> [What is asked]
Quote the records that follow in full and exactly; leave out the pictures.

> [Data for processing]
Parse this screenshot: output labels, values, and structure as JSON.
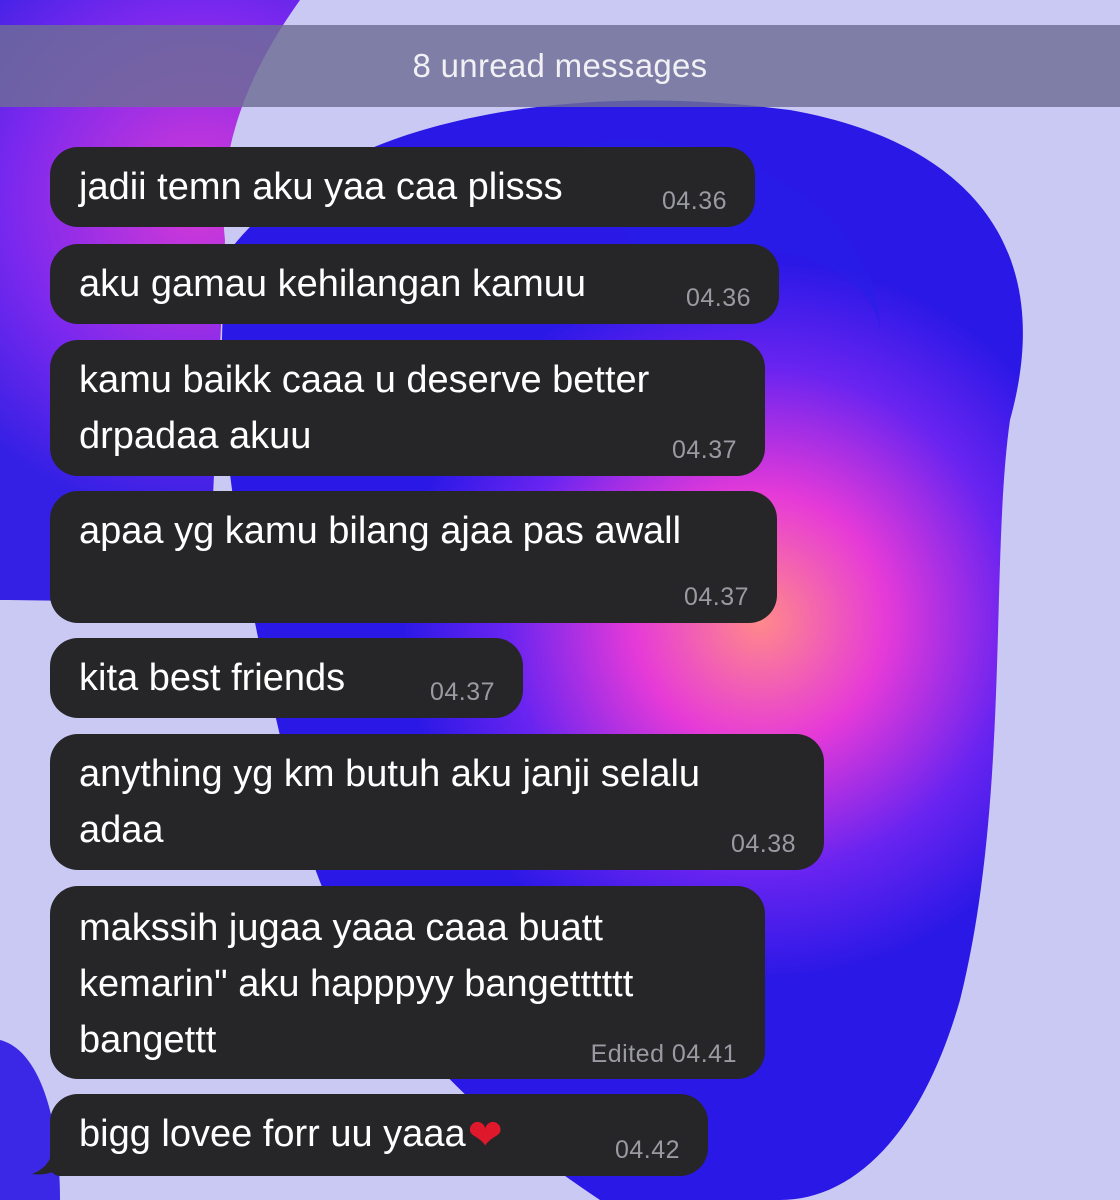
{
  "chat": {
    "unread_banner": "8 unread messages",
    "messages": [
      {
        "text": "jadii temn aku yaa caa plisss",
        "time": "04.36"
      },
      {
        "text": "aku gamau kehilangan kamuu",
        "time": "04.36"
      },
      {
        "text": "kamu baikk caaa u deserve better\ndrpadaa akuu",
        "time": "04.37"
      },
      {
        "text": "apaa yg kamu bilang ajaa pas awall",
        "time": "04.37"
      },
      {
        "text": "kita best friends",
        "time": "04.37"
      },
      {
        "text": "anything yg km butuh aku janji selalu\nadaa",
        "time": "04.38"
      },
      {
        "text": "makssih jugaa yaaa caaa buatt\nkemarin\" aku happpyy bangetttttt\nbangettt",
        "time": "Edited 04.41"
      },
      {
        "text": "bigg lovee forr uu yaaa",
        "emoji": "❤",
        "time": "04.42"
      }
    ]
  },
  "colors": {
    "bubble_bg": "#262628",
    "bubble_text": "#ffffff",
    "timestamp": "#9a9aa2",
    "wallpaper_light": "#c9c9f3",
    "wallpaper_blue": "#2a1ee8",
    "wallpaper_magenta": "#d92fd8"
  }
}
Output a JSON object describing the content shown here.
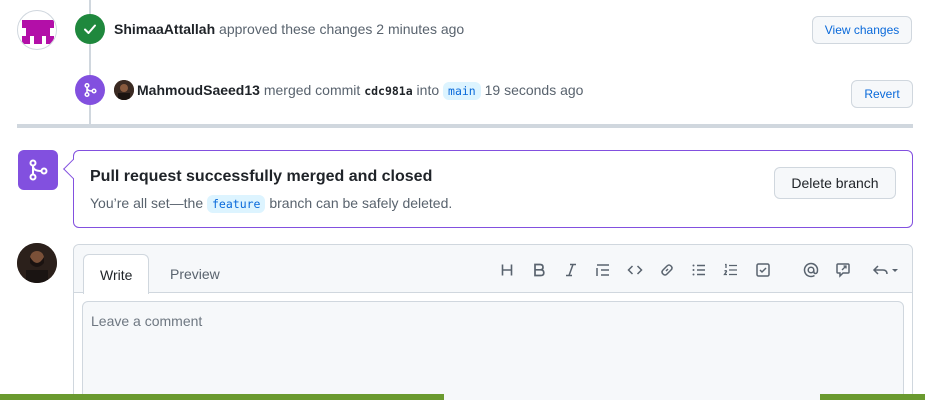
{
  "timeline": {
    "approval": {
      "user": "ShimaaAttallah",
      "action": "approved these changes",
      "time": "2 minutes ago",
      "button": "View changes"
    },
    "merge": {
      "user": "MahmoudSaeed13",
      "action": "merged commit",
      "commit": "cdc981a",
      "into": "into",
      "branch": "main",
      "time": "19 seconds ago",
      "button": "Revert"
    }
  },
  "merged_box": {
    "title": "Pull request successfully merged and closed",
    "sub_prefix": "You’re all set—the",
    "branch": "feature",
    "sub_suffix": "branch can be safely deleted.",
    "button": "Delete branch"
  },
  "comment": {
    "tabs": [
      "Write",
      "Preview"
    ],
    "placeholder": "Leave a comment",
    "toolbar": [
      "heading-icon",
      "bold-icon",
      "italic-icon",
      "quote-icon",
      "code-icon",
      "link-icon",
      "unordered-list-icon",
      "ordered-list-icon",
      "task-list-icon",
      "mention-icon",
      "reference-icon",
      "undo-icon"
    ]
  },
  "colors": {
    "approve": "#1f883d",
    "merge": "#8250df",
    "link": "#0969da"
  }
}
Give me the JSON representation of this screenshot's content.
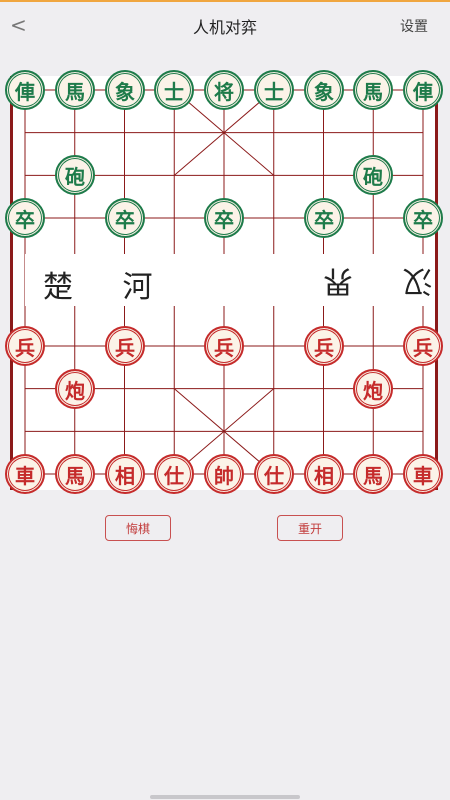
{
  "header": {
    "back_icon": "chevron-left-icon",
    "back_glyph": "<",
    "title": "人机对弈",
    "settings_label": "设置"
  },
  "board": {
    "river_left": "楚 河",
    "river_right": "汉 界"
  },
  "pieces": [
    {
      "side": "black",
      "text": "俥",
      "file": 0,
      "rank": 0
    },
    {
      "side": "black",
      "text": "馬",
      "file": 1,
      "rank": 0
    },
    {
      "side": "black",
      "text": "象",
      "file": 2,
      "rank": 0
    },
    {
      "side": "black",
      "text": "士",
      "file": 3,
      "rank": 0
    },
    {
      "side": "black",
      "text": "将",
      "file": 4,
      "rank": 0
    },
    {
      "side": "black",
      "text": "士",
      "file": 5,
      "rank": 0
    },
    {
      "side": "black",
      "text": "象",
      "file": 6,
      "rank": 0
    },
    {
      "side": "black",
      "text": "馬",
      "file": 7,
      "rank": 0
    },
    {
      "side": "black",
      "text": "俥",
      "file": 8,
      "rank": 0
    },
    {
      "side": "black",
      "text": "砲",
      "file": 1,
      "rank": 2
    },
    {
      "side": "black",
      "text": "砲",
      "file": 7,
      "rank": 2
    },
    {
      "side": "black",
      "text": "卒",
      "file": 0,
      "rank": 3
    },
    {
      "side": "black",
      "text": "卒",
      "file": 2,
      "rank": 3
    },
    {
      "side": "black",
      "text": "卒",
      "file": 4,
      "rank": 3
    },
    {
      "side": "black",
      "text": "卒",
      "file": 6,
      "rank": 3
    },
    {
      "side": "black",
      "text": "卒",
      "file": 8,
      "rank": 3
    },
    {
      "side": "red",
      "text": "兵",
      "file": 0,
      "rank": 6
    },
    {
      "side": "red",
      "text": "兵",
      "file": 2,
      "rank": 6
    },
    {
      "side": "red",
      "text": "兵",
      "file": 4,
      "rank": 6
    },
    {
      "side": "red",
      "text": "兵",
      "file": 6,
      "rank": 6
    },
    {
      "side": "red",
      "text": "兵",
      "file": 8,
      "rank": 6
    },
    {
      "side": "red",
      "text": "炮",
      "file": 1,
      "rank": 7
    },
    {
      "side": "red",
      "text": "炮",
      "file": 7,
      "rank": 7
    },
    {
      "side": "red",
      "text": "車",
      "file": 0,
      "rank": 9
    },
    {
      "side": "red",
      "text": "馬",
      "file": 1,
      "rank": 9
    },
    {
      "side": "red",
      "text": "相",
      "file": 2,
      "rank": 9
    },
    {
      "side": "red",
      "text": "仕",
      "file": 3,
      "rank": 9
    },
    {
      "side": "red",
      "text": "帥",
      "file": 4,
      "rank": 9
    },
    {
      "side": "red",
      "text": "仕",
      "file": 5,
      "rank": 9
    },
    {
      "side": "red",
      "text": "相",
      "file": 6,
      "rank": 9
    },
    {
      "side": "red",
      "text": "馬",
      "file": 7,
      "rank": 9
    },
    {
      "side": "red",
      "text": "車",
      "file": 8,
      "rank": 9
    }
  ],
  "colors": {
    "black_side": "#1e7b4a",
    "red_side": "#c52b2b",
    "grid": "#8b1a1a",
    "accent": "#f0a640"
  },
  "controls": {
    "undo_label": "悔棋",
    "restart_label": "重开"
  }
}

> [Written response]
Parse this screenshot: output labels, values, and structure as JSON.
{
  "chat": {
    "unread_banner": "8 unread messages",
    "messages": [
      {
        "text": "jadii temn aku yaa caa plisss",
        "time": "04.36"
      },
      {
        "text": "aku gamau kehilangan kamuu",
        "time": "04.36"
      },
      {
        "text": "kamu baikk caaa u deserve better\ndrpadaa akuu",
        "time": "04.37"
      },
      {
        "text": "apaa yg kamu bilang ajaa pas awall",
        "time": "04.37"
      },
      {
        "text": "kita best friends",
        "time": "04.37"
      },
      {
        "text": "anything yg km butuh aku janji selalu\nadaa",
        "time": "04.38"
      },
      {
        "text": "makssih jugaa yaaa caaa buatt\nkemarin\" aku happpyy bangetttttt\nbangettt",
        "time": "Edited 04.41"
      },
      {
        "text": "bigg lovee forr uu yaaa",
        "emoji": "❤",
        "time": "04.42"
      }
    ]
  },
  "colors": {
    "bubble_bg": "#262628",
    "bubble_text": "#ffffff",
    "timestamp": "#9a9aa2",
    "wallpaper_light": "#c9c9f3",
    "wallpaper_blue": "#2a1ee8",
    "wallpaper_magenta": "#d92fd8"
  }
}
Output a JSON object describing the content shown here.
{
  "timeline": {
    "approval": {
      "user": "ShimaaAttallah",
      "action": "approved these changes",
      "time": "2 minutes ago",
      "button": "View changes"
    },
    "merge": {
      "user": "MahmoudSaeed13",
      "action": "merged commit",
      "commit": "cdc981a",
      "into": "into",
      "branch": "main",
      "time": "19 seconds ago",
      "button": "Revert"
    }
  },
  "merged_box": {
    "title": "Pull request successfully merged and closed",
    "sub_prefix": "You’re all set—the",
    "branch": "feature",
    "sub_suffix": "branch can be safely deleted.",
    "button": "Delete branch"
  },
  "comment": {
    "tabs": [
      "Write",
      "Preview"
    ],
    "placeholder": "Leave a comment",
    "toolbar": [
      "heading-icon",
      "bold-icon",
      "italic-icon",
      "quote-icon",
      "code-icon",
      "link-icon",
      "unordered-list-icon",
      "ordered-list-icon",
      "task-list-icon",
      "mention-icon",
      "reference-icon",
      "undo-icon"
    ]
  },
  "colors": {
    "approve": "#1f883d",
    "merge": "#8250df",
    "link": "#0969da"
  }
}
Give me the JSON representation of this screenshot's content.
{
  "header": {
    "back_icon": "chevron-left-icon",
    "back_glyph": "<",
    "title": "人机对弈",
    "settings_label": "设置"
  },
  "board": {
    "river_left": "楚 河",
    "river_right": "汉 界"
  },
  "pieces": [
    {
      "side": "black",
      "text": "俥",
      "file": 0,
      "rank": 0
    },
    {
      "side": "black",
      "text": "馬",
      "file": 1,
      "rank": 0
    },
    {
      "side": "black",
      "text": "象",
      "file": 2,
      "rank": 0
    },
    {
      "side": "black",
      "text": "士",
      "file": 3,
      "rank": 0
    },
    {
      "side": "black",
      "text": "将",
      "file": 4,
      "rank": 0
    },
    {
      "side": "black",
      "text": "士",
      "file": 5,
      "rank": 0
    },
    {
      "side": "black",
      "text": "象",
      "file": 6,
      "rank": 0
    },
    {
      "side": "black",
      "text": "馬",
      "file": 7,
      "rank": 0
    },
    {
      "side": "black",
      "text": "俥",
      "file": 8,
      "rank": 0
    },
    {
      "side": "black",
      "text": "砲",
      "file": 1,
      "rank": 2
    },
    {
      "side": "black",
      "text": "砲",
      "file": 7,
      "rank": 2
    },
    {
      "side": "black",
      "text": "卒",
      "file": 0,
      "rank": 3
    },
    {
      "side": "black",
      "text": "卒",
      "file": 2,
      "rank": 3
    },
    {
      "side": "black",
      "text": "卒",
      "file": 4,
      "rank": 3
    },
    {
      "side": "black",
      "text": "卒",
      "file": 6,
      "rank": 3
    },
    {
      "side": "black",
      "text": "卒",
      "file": 8,
      "rank": 3
    },
    {
      "side": "red",
      "text": "兵",
      "file": 0,
      "rank": 6
    },
    {
      "side": "red",
      "text": "兵",
      "file": 2,
      "rank": 6
    },
    {
      "side": "red",
      "text": "兵",
      "file": 4,
      "rank": 6
    },
    {
      "side": "red",
      "text": "兵",
      "file": 6,
      "rank": 6
    },
    {
      "side": "red",
      "text": "兵",
      "file": 8,
      "rank": 6
    },
    {
      "side": "red",
      "text": "炮",
      "file": 1,
      "rank": 7
    },
    {
      "side": "red",
      "text": "炮",
      "file": 7,
      "rank": 7
    },
    {
      "side": "red",
      "text": "車",
      "file": 0,
      "rank": 9
    },
    {
      "side": "red",
      "text": "馬",
      "file": 1,
      "rank": 9
    },
    {
      "side": "red",
      "text": "相",
      "file": 2,
      "rank": 9
    },
    {
      "side": "red",
      "text": "仕",
      "file": 3,
      "rank": 9
    },
    {
      "side": "red",
      "text": "帥",
      "file": 4,
      "rank": 9
    },
    {
      "side": "red",
      "text": "仕",
      "file": 5,
      "rank": 9
    },
    {
      "side": "red",
      "text": "相",
      "file": 6,
      "rank": 9
    },
    {
      "side": "red",
      "text": "馬",
      "file": 7,
      "rank": 9
    },
    {
      "side": "red",
      "text": "車",
      "file": 8,
      "rank": 9
    }
  ],
  "colors": {
    "black_side": "#1e7b4a",
    "red_side": "#c52b2b",
    "grid": "#8b1a1a",
    "accent": "#f0a640"
  },
  "controls": {
    "undo_label": "悔棋",
    "restart_label": "重开"
  }
}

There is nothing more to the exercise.